→ **WHAT THE EXERCISE ASKS**: Write out the listing in full, matching it word for word.

→ **SOURCE MATERIAL**:
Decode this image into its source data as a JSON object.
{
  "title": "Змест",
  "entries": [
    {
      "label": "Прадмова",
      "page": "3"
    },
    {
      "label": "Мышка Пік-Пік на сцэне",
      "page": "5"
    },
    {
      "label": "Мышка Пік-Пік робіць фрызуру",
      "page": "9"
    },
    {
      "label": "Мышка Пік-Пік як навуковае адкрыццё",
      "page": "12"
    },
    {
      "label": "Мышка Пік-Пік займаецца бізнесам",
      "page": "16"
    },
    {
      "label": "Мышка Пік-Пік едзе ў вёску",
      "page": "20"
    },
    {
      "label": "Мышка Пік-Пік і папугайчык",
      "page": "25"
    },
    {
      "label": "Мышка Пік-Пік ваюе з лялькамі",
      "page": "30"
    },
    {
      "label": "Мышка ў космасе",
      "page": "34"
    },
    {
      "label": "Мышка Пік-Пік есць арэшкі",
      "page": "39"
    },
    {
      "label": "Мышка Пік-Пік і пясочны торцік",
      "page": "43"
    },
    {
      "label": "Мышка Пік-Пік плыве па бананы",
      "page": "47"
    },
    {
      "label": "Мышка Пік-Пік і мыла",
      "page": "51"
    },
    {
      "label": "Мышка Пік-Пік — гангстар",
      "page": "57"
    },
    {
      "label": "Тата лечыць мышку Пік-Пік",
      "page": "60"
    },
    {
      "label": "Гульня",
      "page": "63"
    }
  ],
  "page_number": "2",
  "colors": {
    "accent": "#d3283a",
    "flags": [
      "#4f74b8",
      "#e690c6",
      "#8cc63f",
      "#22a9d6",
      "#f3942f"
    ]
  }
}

→ **EXERCISE RESPONSE**:
Decode this image into its source data as a JSON object.
{
  "title": "Змест",
  "entries": [
    {
      "label": "Прадмова",
      "page": "3"
    },
    {
      "label": "Мышка Пік-Пік на сцэне",
      "page": "5"
    },
    {
      "label": "Мышка Пік-Пік робіць фрызуру",
      "page": "9"
    },
    {
      "label": "Мышка Пік-Пік як навуковае адкрыццё",
      "page": "12"
    },
    {
      "label": "Мышка Пік-Пік займаецца бізнесам",
      "page": "16"
    },
    {
      "label": "Мышка Пік-Пік едзе ў вёску",
      "page": "20"
    },
    {
      "label": "Мышка Пік-Пік і папугайчык",
      "page": "25"
    },
    {
      "label": "Мышка Пік-Пік ваюе з лялькамі",
      "page": "30"
    },
    {
      "label": "Мышка ў космасе",
      "page": "34"
    },
    {
      "label": "Мышка Пік-Пік есць арэшкі",
      "page": "39"
    },
    {
      "label": "Мышка Пік-Пік і пясочны торцік",
      "page": "43"
    },
    {
      "label": "Мышка Пік-Пік плыве па бананы",
      "page": "47"
    },
    {
      "label": "Мышка Пік-Пік і мыла",
      "page": "51"
    },
    {
      "label": "Мышка Пік-Пік — гангстар",
      "page": "57"
    },
    {
      "label": "Тата лечыць мышку Пік-Пік",
      "page": "60"
    },
    {
      "label": "Гульня",
      "page": "63"
    }
  ],
  "page_number": "2",
  "colors": {
    "accent": "#d3283a",
    "flags": [
      "#4f74b8",
      "#e690c6",
      "#8cc63f",
      "#22a9d6",
      "#f3942f"
    ]
  }
}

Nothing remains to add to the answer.